SUPPLIED MATERIAL:
_ _ _ _ _ _ _
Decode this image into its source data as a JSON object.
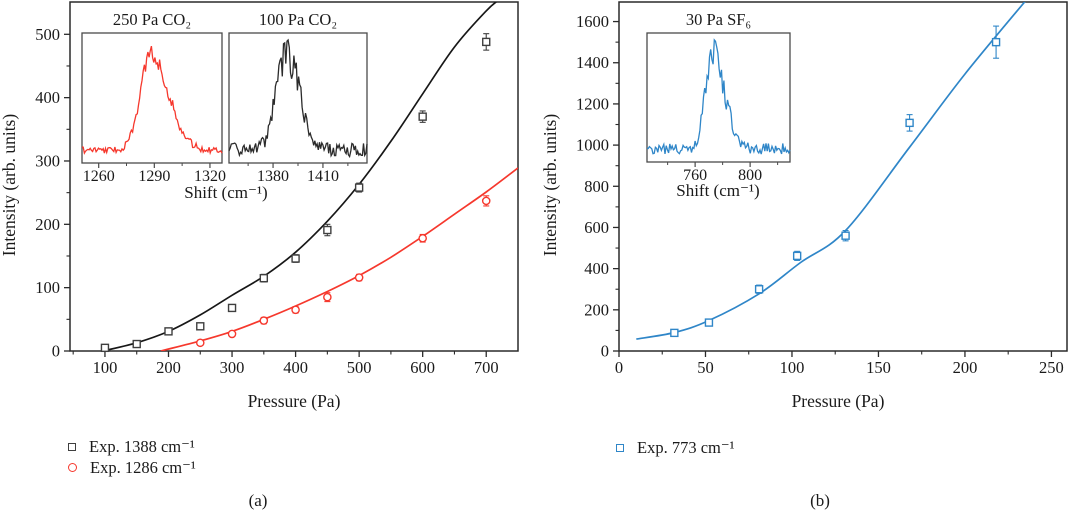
{
  "figure": {
    "background": "#ffffff",
    "captions": {
      "a": "(a)",
      "b": "(b)"
    }
  },
  "colors": {
    "axis": "#2a2a2a",
    "text": "#1a1a1a",
    "inset_border": "#4a4a4a",
    "black_marker": "#3f3f3f",
    "black_line": "#171717",
    "red": "#f6382d",
    "blue": "#2f86c8"
  },
  "chart_data": [
    {
      "id": "a",
      "type": "scatter",
      "xlabel": "Pressure (Pa)",
      "ylabel": "Intensity (arb. units)",
      "xlim": [
        45,
        750
      ],
      "ylim": [
        0,
        551
      ],
      "x_ticks": [
        100,
        200,
        300,
        400,
        500,
        600,
        700
      ],
      "x_minor": [
        50,
        150,
        250,
        350,
        450,
        550,
        650,
        750
      ],
      "y_ticks": [
        0,
        100,
        200,
        300,
        400,
        500
      ],
      "y_minor": [
        50,
        150,
        250,
        350,
        450
      ],
      "grid": false,
      "legend_position": "below-left",
      "series": [
        {
          "name": "Exp. 1388 cm⁻¹",
          "marker": "square",
          "color": "#3f3f3f",
          "line_color": "#171717",
          "points": [
            [
              100,
              5
            ],
            [
              150,
              11
            ],
            [
              200,
              31
            ],
            [
              250,
              39
            ],
            [
              300,
              68
            ],
            [
              350,
              115
            ],
            [
              400,
              146
            ],
            [
              450,
              191
            ],
            [
              500,
              258
            ],
            [
              600,
              370
            ],
            [
              700,
              488
            ]
          ],
          "errors": [
            4,
            4,
            4,
            5,
            5,
            6,
            6,
            9,
            7,
            9,
            13
          ],
          "fit": [
            [
              97,
              0
            ],
            [
              150,
              13
            ],
            [
              200,
              31
            ],
            [
              250,
              57
            ],
            [
              300,
              88
            ],
            [
              350,
              118
            ],
            [
              400,
              156
            ],
            [
              450,
              205
            ],
            [
              500,
              263
            ],
            [
              550,
              331
            ],
            [
              600,
              406
            ],
            [
              650,
              480
            ],
            [
              700,
              537
            ],
            [
              722,
              556
            ]
          ]
        },
        {
          "name": "Exp. 1286 cm⁻¹",
          "marker": "circle",
          "color": "#f6382d",
          "line_color": "#f6382d",
          "points": [
            [
              250,
              13
            ],
            [
              300,
              27
            ],
            [
              350,
              48
            ],
            [
              400,
              65
            ],
            [
              450,
              85
            ],
            [
              500,
              116
            ],
            [
              600,
              178
            ],
            [
              700,
              237
            ]
          ],
          "errors": [
            4,
            4,
            5,
            5,
            7,
            5,
            6,
            8
          ],
          "fit": [
            [
              188,
              0
            ],
            [
              250,
              16
            ],
            [
              300,
              31
            ],
            [
              350,
              50
            ],
            [
              400,
              71
            ],
            [
              450,
              94
            ],
            [
              500,
              119
            ],
            [
              550,
              148
            ],
            [
              600,
              181
            ],
            [
              650,
              216
            ],
            [
              700,
              251
            ],
            [
              750,
              289
            ]
          ]
        }
      ],
      "insets": [
        {
          "title": "250 Pa CO₂",
          "color": "#f6382d",
          "x_range": [
            1251,
            1326.5
          ],
          "ticks": [
            1260,
            1290,
            1320
          ],
          "minor_ticks": [
            1275,
            1305
          ],
          "peak_center": 1288,
          "sigma_left": 5.5,
          "sigma_right": 9.5,
          "noise": 0.055,
          "seed": 7
        },
        {
          "title": "100 Pa CO₂",
          "color": "#2b2b2b",
          "x_range": [
            1353.5,
            1436.5
          ],
          "ticks": [
            1380,
            1410
          ],
          "minor_ticks": [
            1365,
            1395,
            1425
          ],
          "peak_center": 1388,
          "sigma_left": 6,
          "sigma_right": 8,
          "noise": 0.12,
          "seed": 13
        }
      ],
      "inset_xlabel": "Shift (cm⁻¹)",
      "caption": "(a)"
    },
    {
      "id": "b",
      "type": "scatter",
      "xlabel": "Pressure (Pa)",
      "ylabel": "Intensity (arb. units)",
      "xlim": [
        0,
        259
      ],
      "ylim": [
        0,
        1695
      ],
      "x_ticks": [
        0,
        50,
        100,
        150,
        200,
        250
      ],
      "x_minor": [
        25,
        75,
        125,
        175,
        225
      ],
      "y_ticks": [
        0,
        200,
        400,
        600,
        800,
        1000,
        1200,
        1400,
        1600
      ],
      "y_minor": [
        100,
        300,
        500,
        700,
        900,
        1100,
        1300,
        1500
      ],
      "grid": false,
      "legend_position": "below-left",
      "series": [
        {
          "name": "Exp. 773 cm⁻¹",
          "marker": "square",
          "color": "#2f86c8",
          "line_color": "#2f86c8",
          "points": [
            [
              32,
              88
            ],
            [
              52,
              138
            ],
            [
              81,
              300
            ],
            [
              103,
              462
            ],
            [
              131,
              560
            ],
            [
              168,
              1108
            ],
            [
              218,
              1500
            ]
          ],
          "errors": [
            16,
            16,
            20,
            22,
            25,
            40,
            78
          ],
          "fit": [
            [
              10,
              58
            ],
            [
              32,
              90
            ],
            [
              52,
              148
            ],
            [
              81,
              278
            ],
            [
              105,
              430
            ],
            [
              131,
              585
            ],
            [
              168,
              990
            ],
            [
              200,
              1345
            ],
            [
              236,
              1710
            ]
          ]
        }
      ],
      "insets": [
        {
          "title": "30 Pa SF₆",
          "color": "#2f86c8",
          "x_range": [
            725,
            829
          ],
          "ticks": [
            760,
            800
          ],
          "minor_ticks": [
            740,
            780,
            820
          ],
          "peak_center": 773,
          "sigma_left": 5.5,
          "sigma_right": 8.5,
          "noise": 0.1,
          "seed": 21
        }
      ],
      "inset_xlabel": "Shift (cm⁻¹)",
      "caption": "(b)"
    }
  ]
}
_ _ _ _ _ _ _
WHAT TO DO:
Every line should be retyped exactly, with the pictures omitted.

OUTPUT FOR THIS TASK:
Decode this image into its source data as a JSON object.
{
  "figure": {
    "background": "#ffffff",
    "captions": {
      "a": "(a)",
      "b": "(b)"
    }
  },
  "colors": {
    "axis": "#2a2a2a",
    "text": "#1a1a1a",
    "inset_border": "#4a4a4a",
    "black_marker": "#3f3f3f",
    "black_line": "#171717",
    "red": "#f6382d",
    "blue": "#2f86c8"
  },
  "chart_data": [
    {
      "id": "a",
      "type": "scatter",
      "xlabel": "Pressure (Pa)",
      "ylabel": "Intensity (arb. units)",
      "xlim": [
        45,
        750
      ],
      "ylim": [
        0,
        551
      ],
      "x_ticks": [
        100,
        200,
        300,
        400,
        500,
        600,
        700
      ],
      "x_minor": [
        50,
        150,
        250,
        350,
        450,
        550,
        650,
        750
      ],
      "y_ticks": [
        0,
        100,
        200,
        300,
        400,
        500
      ],
      "y_minor": [
        50,
        150,
        250,
        350,
        450
      ],
      "grid": false,
      "legend_position": "below-left",
      "series": [
        {
          "name": "Exp. 1388 cm⁻¹",
          "marker": "square",
          "color": "#3f3f3f",
          "line_color": "#171717",
          "points": [
            [
              100,
              5
            ],
            [
              150,
              11
            ],
            [
              200,
              31
            ],
            [
              250,
              39
            ],
            [
              300,
              68
            ],
            [
              350,
              115
            ],
            [
              400,
              146
            ],
            [
              450,
              191
            ],
            [
              500,
              258
            ],
            [
              600,
              370
            ],
            [
              700,
              488
            ]
          ],
          "errors": [
            4,
            4,
            4,
            5,
            5,
            6,
            6,
            9,
            7,
            9,
            13
          ],
          "fit": [
            [
              97,
              0
            ],
            [
              150,
              13
            ],
            [
              200,
              31
            ],
            [
              250,
              57
            ],
            [
              300,
              88
            ],
            [
              350,
              118
            ],
            [
              400,
              156
            ],
            [
              450,
              205
            ],
            [
              500,
              263
            ],
            [
              550,
              331
            ],
            [
              600,
              406
            ],
            [
              650,
              480
            ],
            [
              700,
              537
            ],
            [
              722,
              556
            ]
          ]
        },
        {
          "name": "Exp. 1286 cm⁻¹",
          "marker": "circle",
          "color": "#f6382d",
          "line_color": "#f6382d",
          "points": [
            [
              250,
              13
            ],
            [
              300,
              27
            ],
            [
              350,
              48
            ],
            [
              400,
              65
            ],
            [
              450,
              85
            ],
            [
              500,
              116
            ],
            [
              600,
              178
            ],
            [
              700,
              237
            ]
          ],
          "errors": [
            4,
            4,
            5,
            5,
            7,
            5,
            6,
            8
          ],
          "fit": [
            [
              188,
              0
            ],
            [
              250,
              16
            ],
            [
              300,
              31
            ],
            [
              350,
              50
            ],
            [
              400,
              71
            ],
            [
              450,
              94
            ],
            [
              500,
              119
            ],
            [
              550,
              148
            ],
            [
              600,
              181
            ],
            [
              650,
              216
            ],
            [
              700,
              251
            ],
            [
              750,
              289
            ]
          ]
        }
      ],
      "insets": [
        {
          "title": "250 Pa CO₂",
          "color": "#f6382d",
          "x_range": [
            1251,
            1326.5
          ],
          "ticks": [
            1260,
            1290,
            1320
          ],
          "minor_ticks": [
            1275,
            1305
          ],
          "peak_center": 1288,
          "sigma_left": 5.5,
          "sigma_right": 9.5,
          "noise": 0.055,
          "seed": 7
        },
        {
          "title": "100 Pa CO₂",
          "color": "#2b2b2b",
          "x_range": [
            1353.5,
            1436.5
          ],
          "ticks": [
            1380,
            1410
          ],
          "minor_ticks": [
            1365,
            1395,
            1425
          ],
          "peak_center": 1388,
          "sigma_left": 6,
          "sigma_right": 8,
          "noise": 0.12,
          "seed": 13
        }
      ],
      "inset_xlabel": "Shift (cm⁻¹)",
      "caption": "(a)"
    },
    {
      "id": "b",
      "type": "scatter",
      "xlabel": "Pressure (Pa)",
      "ylabel": "Intensity (arb. units)",
      "xlim": [
        0,
        259
      ],
      "ylim": [
        0,
        1695
      ],
      "x_ticks": [
        0,
        50,
        100,
        150,
        200,
        250
      ],
      "x_minor": [
        25,
        75,
        125,
        175,
        225
      ],
      "y_ticks": [
        0,
        200,
        400,
        600,
        800,
        1000,
        1200,
        1400,
        1600
      ],
      "y_minor": [
        100,
        300,
        500,
        700,
        900,
        1100,
        1300,
        1500
      ],
      "grid": false,
      "legend_position": "below-left",
      "series": [
        {
          "name": "Exp. 773 cm⁻¹",
          "marker": "square",
          "color": "#2f86c8",
          "line_color": "#2f86c8",
          "points": [
            [
              32,
              88
            ],
            [
              52,
              138
            ],
            [
              81,
              300
            ],
            [
              103,
              462
            ],
            [
              131,
              560
            ],
            [
              168,
              1108
            ],
            [
              218,
              1500
            ]
          ],
          "errors": [
            16,
            16,
            20,
            22,
            25,
            40,
            78
          ],
          "fit": [
            [
              10,
              58
            ],
            [
              32,
              90
            ],
            [
              52,
              148
            ],
            [
              81,
              278
            ],
            [
              105,
              430
            ],
            [
              131,
              585
            ],
            [
              168,
              990
            ],
            [
              200,
              1345
            ],
            [
              236,
              1710
            ]
          ]
        }
      ],
      "insets": [
        {
          "title": "30 Pa SF₆",
          "color": "#2f86c8",
          "x_range": [
            725,
            829
          ],
          "ticks": [
            760,
            800
          ],
          "minor_ticks": [
            740,
            780,
            820
          ],
          "peak_center": 773,
          "sigma_left": 5.5,
          "sigma_right": 8.5,
          "noise": 0.1,
          "seed": 21
        }
      ],
      "inset_xlabel": "Shift (cm⁻¹)",
      "caption": "(b)"
    }
  ]
}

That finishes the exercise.